==== EXERCISE DATA

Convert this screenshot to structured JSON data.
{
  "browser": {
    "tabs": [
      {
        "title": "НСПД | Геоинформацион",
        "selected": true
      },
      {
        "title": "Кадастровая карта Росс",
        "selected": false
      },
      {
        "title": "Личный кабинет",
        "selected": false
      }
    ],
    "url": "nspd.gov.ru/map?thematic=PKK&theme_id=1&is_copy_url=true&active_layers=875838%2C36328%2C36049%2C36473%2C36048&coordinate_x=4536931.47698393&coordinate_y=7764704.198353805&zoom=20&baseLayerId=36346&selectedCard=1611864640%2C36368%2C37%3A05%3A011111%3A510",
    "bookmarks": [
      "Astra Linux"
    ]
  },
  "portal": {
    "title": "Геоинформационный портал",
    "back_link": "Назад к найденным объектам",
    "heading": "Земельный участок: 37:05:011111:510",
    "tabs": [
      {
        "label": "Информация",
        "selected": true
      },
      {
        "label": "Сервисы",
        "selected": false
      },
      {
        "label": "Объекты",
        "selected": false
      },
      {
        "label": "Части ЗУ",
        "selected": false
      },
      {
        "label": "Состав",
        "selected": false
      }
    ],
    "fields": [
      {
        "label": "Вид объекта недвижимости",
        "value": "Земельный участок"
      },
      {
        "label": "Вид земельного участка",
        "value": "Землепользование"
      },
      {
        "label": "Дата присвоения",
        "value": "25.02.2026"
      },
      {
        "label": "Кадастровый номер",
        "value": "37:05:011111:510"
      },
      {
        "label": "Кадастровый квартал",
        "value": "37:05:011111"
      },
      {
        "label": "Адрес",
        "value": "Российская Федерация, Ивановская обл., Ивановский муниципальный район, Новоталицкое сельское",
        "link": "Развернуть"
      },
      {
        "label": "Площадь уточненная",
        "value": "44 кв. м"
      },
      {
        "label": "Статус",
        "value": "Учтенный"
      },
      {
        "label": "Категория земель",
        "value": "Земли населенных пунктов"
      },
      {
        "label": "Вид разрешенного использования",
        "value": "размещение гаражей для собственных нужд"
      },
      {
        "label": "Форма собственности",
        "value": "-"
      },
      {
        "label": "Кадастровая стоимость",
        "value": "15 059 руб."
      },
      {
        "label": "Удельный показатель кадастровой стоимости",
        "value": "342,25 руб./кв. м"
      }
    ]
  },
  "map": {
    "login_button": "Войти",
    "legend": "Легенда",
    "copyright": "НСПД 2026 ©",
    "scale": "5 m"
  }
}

========

▶ [REQUIRED WORK] Look through the listing and extract every line with "Земельный" in it.

▶ [WRITTEN REPLY]
    "heading": "Земельный участок: 37:05:011111:510",
        "value": "Земельный участок"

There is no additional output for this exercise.